DATA SHOWN:
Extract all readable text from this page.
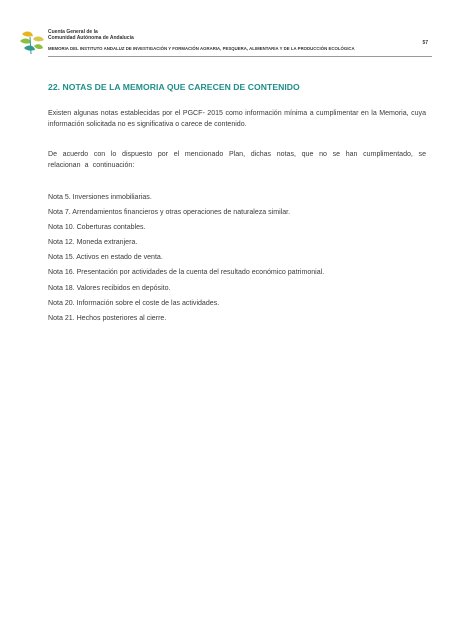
Cuenta General de la
Comunidad Autónoma de Andalucía
57
MEMORIA DEL INSTITUTO ANDALUZ DE INVESTIGACIÓN Y FORMACIÓN AGRARIA, PESQUERA, ALIMENTARIA Y DE LA PRODUCCIÓN ECOLÓGICA
22. NOTAS DE LA MEMORIA QUE CARECEN DE CONTENIDO

Existen algunas notas establecidas por el PGCF- 2015 como información mínima a cumplimentar en la Memoria, cuya información solicitada no es significativa o carece de contenido.

De acuerdo con lo dispuesto por el mencionado Plan, dichas notas, que no se han cumplimentado, se relacionan a continuación:

Nota 5. Inversiones inmobiliarias.
Nota 7. Arrendamientos financieros y otras operaciones de naturaleza similar.
Nota 10. Coberturas contables.
Nota 12. Moneda extranjera.
Nota 15. Activos en estado de venta.
Nota 16. Presentación por actividades de la cuenta del resultado económico patrimonial.
Nota 18. Valores recibidos en depósito.
Nota 20. Información sobre el coste de las actividades.
Nota 21. Hechos posteriores al cierre.
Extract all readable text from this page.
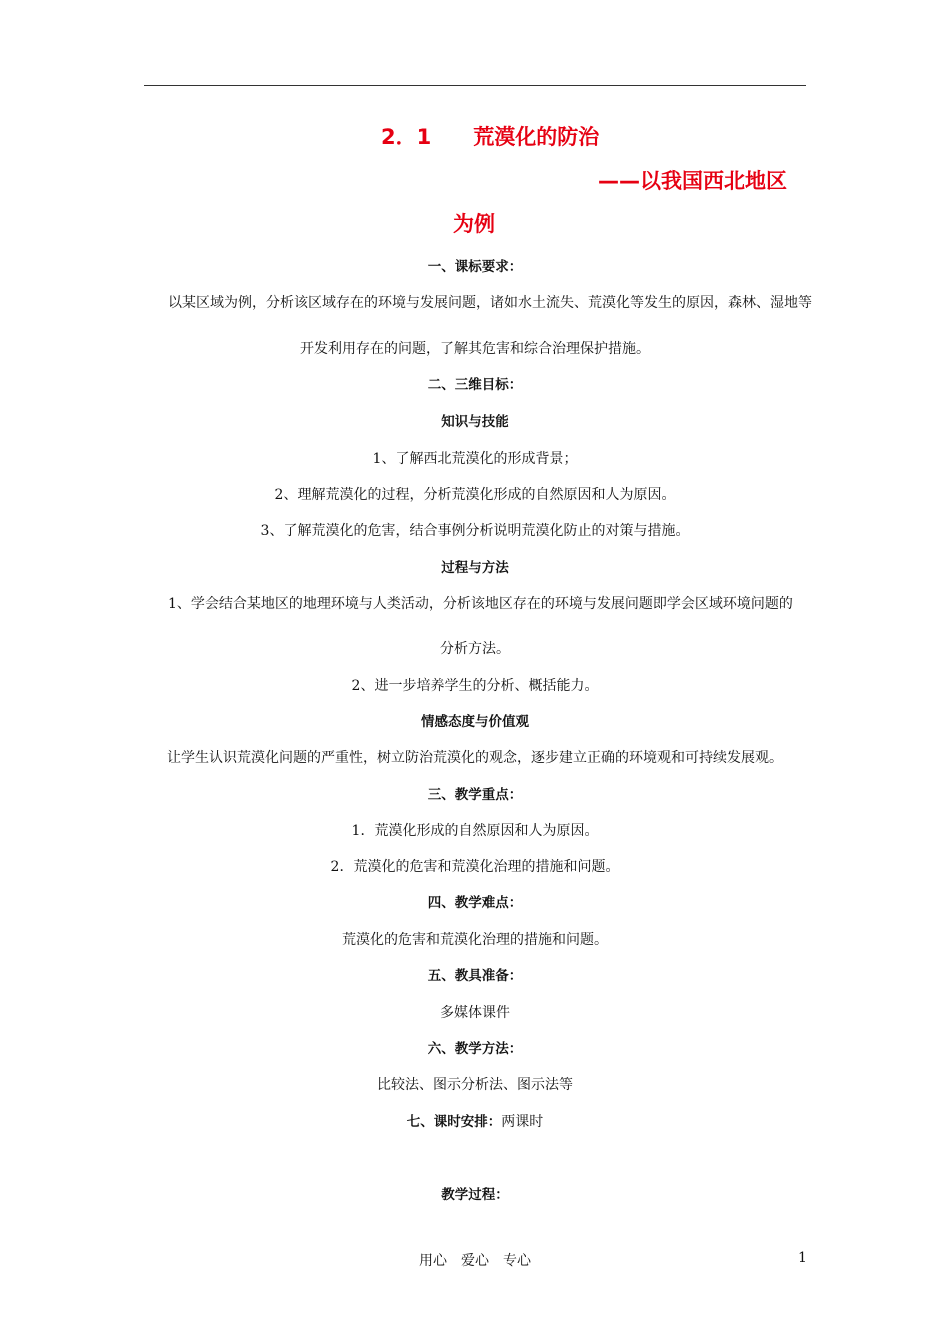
2．1　　荒漠化的防治
——以我国西北地区
为例
一、课标要求：
以某区域为例，分析该区域存在的环境与发展问题，诸如水土流失、荒漠化等发生的原因，森林、湿地等
开发利用存在的问题，了解其危害和综合治理保护措施。
二、三维目标：
知识与技能
1、了解西北荒漠化的形成背景；
2、理解荒漠化的过程，分析荒漠化形成的自然原因和人为原因。
3、了解荒漠化的危害，结合事例分析说明荒漠化防止的对策与措施。
过程与方法
1、学会结合某地区的地理环境与人类活动，分析该地区存在的环境与发展问题即学会区域环境问题的
分析方法。
2、进一步培养学生的分析、概括能力。
情感态度与价值观
让学生认识荒漠化问题的严重性，树立防治荒漠化的观念，逐步建立正确的环境观和可持续发展观。
三、教学重点：
1．荒漠化形成的自然原因和人为原因。
2．荒漠化的危害和荒漠化治理的措施和问题。
四、教学难点：
荒漠化的危害和荒漠化治理的措施和问题。
五、教具准备：
多媒体课件
六、教学方法：
比较法、图示分析法、图示法等
七、课时安排：两课时
教学过程：
用心　爱心　专心	1
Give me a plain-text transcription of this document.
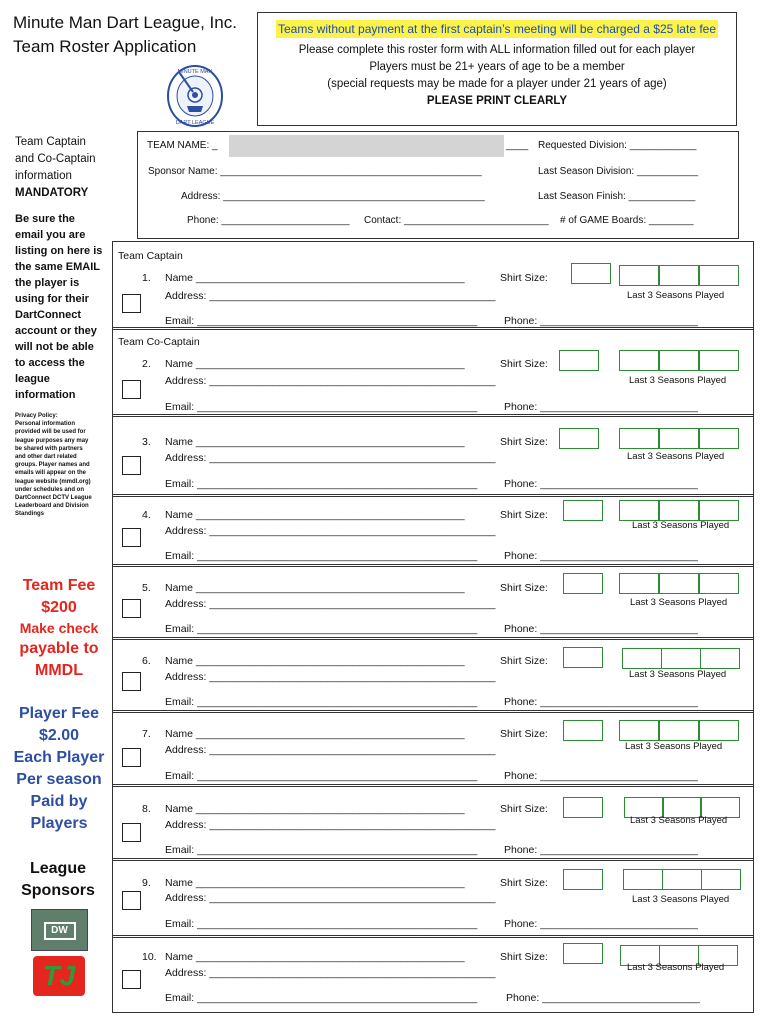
Minute Man Dart League, Inc.
Team Roster Application
MINUTE MAN
DART LEAGUE
Teams without payment at the first captain’s meeting will be charged a $25 late fee
Please complete this roster form with ALL information filled out for each player
Players must be 21+ years of age to be a member
(special requests may be made for a player under 21 years of age)
PLEASE PRINT CLEARLY
Team Captain
and Co-Captain
information
MANDATORY
Be sure the
email you are
listing on here is
the same EMAIL
the player is
using for their
DartConnect
account or they
will not be able
to access the
league
information
Privacy Policy:
Personal information
provided will be used for
league purposes any may
be shared with partners
and other dart related
groups. Player names and
emails will appear on the
league website (mmdl.org)
under schedules and on
DartConnect DCTV League
Leaderboard and Division
Standings
Team Fee
$200
Make check
payable to
MMDL
Player Fee
$2.00
Each Player
Per season
Paid by
Players
League
Sponsors
DW
TJ
TEAM NAME: _	____ Requested Division: ____________
Sponsor Name: _______________________________________________	Last Season Division: ___________
Address: _______________________________________________	Last Season Finish: ____________
Phone: _______________________ Contact: __________________________ # of GAME Boards: ________
Team Captain
1. Name ______________________________________________	Shirt Size:
Address: _________________________________________________	Last 3 Seasons Played
Email: ________________________________________________	Phone: ___________________________
Team Co-Captain
2. Name ______________________________________________	Shirt Size:
Address: _________________________________________________	Last 3 Seasons Played
Email: ________________________________________________	Phone: ___________________________
3. Name ______________________________________________	Shirt Size:
Address: _________________________________________________	Last 3 Seasons Played
Email: ________________________________________________	Phone: ___________________________
4. Name ______________________________________________	Shirt Size:
Address: _________________________________________________	Last 3 Seasons Played
Email: ________________________________________________	Phone: ___________________________
5. Name ______________________________________________	Shirt Size:
Address: _________________________________________________	Last 3 Seasons Played
Email: ________________________________________________	Phone: ___________________________
6. Name ______________________________________________	Shirt Size:
Address: _________________________________________________	Last 3 Seasons Played
Email: ________________________________________________	Phone: ___________________________
7. Name ______________________________________________	Shirt Size:
Address: _________________________________________________	Last 3 Seasons Played
Email: ________________________________________________	Phone: ___________________________
8. Name ______________________________________________	Shirt Size:
Address: _________________________________________________	Last 3 Seasons Played
Email: ________________________________________________	Phone: ___________________________
9. Name ______________________________________________	Shirt Size:
Address: _________________________________________________	Last 3 Seasons Played
Email: ________________________________________________	Phone: ___________________________
10. Name ______________________________________________	Shirt Size:
Address: _________________________________________________	Last 3 Seasons Played
Email: ________________________________________________	Phone: ___________________________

DIRECTIONS FOR THIS TASK: Leave out the pictures and print each record exactly as it stands.

EXERCISE ANSWER:
Extract all readable text from this page.
Cuenta General de la
Comunidad Autónoma de Andalucía
57
MEMORIA DEL INSTITUTO ANDALUZ DE INVESTIGACIÓN Y FORMACIÓN AGRARIA, PESQUERA, ALIMENTARIA Y DE LA PRODUCCIÓN ECOLÓGICA
22. NOTAS DE LA MEMORIA QUE CARECEN DE CONTENIDO

Existen algunas notas establecidas por el PGCF- 2015 como información mínima a cumplimentar en la Memoria, cuya información solicitada no es significativa o carece de contenido.

De acuerdo con lo dispuesto por el mencionado Plan, dichas notas, que no se han cumplimentado, se relacionan a continuación:

Nota 5. Inversiones inmobiliarias.
Nota 7. Arrendamientos financieros y otras operaciones de naturaleza similar.
Nota 10. Coberturas contables.
Nota 12. Moneda extranjera.
Nota 15. Activos en estado de venta.
Nota 16. Presentación por actividades de la cuenta del resultado económico patrimonial.
Nota 18. Valores recibidos en depósito.
Nota 20. Información sobre el coste de las actividades.
Nota 21. Hechos posteriores al cierre.
Extract all readable text from this page.
2．1　　荒漠化的防治
——以我国西北地区
为例
一、课标要求：
以某区域为例，分析该区域存在的环境与发展问题，诸如水土流失、荒漠化等发生的原因，森林、湿地等
开发利用存在的问题，了解其危害和综合治理保护措施。
二、三维目标：
知识与技能
1、了解西北荒漠化的形成背景；
2、理解荒漠化的过程，分析荒漠化形成的自然原因和人为原因。
3、了解荒漠化的危害，结合事例分析说明荒漠化防止的对策与措施。
过程与方法
1、学会结合某地区的地理环境与人类活动，分析该地区存在的环境与发展问题即学会区域环境问题的
分析方法。
2、进一步培养学生的分析、概括能力。
情感态度与价值观
让学生认识荒漠化问题的严重性，树立防治荒漠化的观念，逐步建立正确的环境观和可持续发展观。
三、教学重点：
1．荒漠化形成的自然原因和人为原因。
2．荒漠化的危害和荒漠化治理的措施和问题。
四、教学难点：
荒漠化的危害和荒漠化治理的措施和问题。
五、教具准备：
多媒体课件
六、教学方法：
比较法、图示分析法、图示法等
七、课时安排：两课时
教学过程：
用心　爱心　专心	1
Give me a plain-text transcription of this document.
Minute Man Dart League, Inc.
Team Roster Application
MINUTE MAN
DART LEAGUE
Teams without payment at the first captain’s meeting will be charged a $25 late fee
Please complete this roster form with ALL information filled out for each player
Players must be 21+ years of age to be a member
(special requests may be made for a player under 21 years of age)
PLEASE PRINT CLEARLY
Team Captain
and Co-Captain
information
MANDATORY
Be sure the
email you are
listing on here is
the same EMAIL
the player is
using for their
DartConnect
account or they
will not be able
to access the
league
information
Privacy Policy:
Personal information
provided will be used for
league purposes any may
be shared with partners
and other dart related
groups. Player names and
emails will appear on the
league website (mmdl.org)
under schedules and on
DartConnect DCTV League
Leaderboard and Division
Standings
Team Fee
$200
Make check
payable to
MMDL
Player Fee
$2.00
Each Player
Per season
Paid by
Players
League
Sponsors
DW
TJ
TEAM NAME: _	____ Requested Division: ____________
Sponsor Name: _______________________________________________	Last Season Division: ___________
Address: _______________________________________________	Last Season Finish: ____________
Phone: _______________________ Contact: __________________________ # of GAME Boards: ________
Team Captain
1. Name ______________________________________________	Shirt Size:
Address: _________________________________________________	Last 3 Seasons Played
Email: ________________________________________________	Phone: ___________________________
Team Co-Captain
2. Name ______________________________________________	Shirt Size:
Address: _________________________________________________	Last 3 Seasons Played
Email: ________________________________________________	Phone: ___________________________
3. Name ______________________________________________	Shirt Size:
Address: _________________________________________________	Last 3 Seasons Played
Email: ________________________________________________	Phone: ___________________________
4. Name ______________________________________________	Shirt Size:
Address: _________________________________________________	Last 3 Seasons Played
Email: ________________________________________________	Phone: ___________________________
5. Name ______________________________________________	Shirt Size:
Address: _________________________________________________	Last 3 Seasons Played
Email: ________________________________________________	Phone: ___________________________
6. Name ______________________________________________	Shirt Size:
Address: _________________________________________________	Last 3 Seasons Played
Email: ________________________________________________	Phone: ___________________________
7. Name ______________________________________________	Shirt Size:
Address: _________________________________________________	Last 3 Seasons Played
Email: ________________________________________________	Phone: ___________________________
8. Name ______________________________________________	Shirt Size:
Address: _________________________________________________	Last 3 Seasons Played
Email: ________________________________________________	Phone: ___________________________
9. Name ______________________________________________	Shirt Size:
Address: _________________________________________________	Last 3 Seasons Played
Email: ________________________________________________	Phone: ___________________________
10. Name ______________________________________________	Shirt Size:
Address: _________________________________________________	Last 3 Seasons Played
Email: ________________________________________________	Phone: ___________________________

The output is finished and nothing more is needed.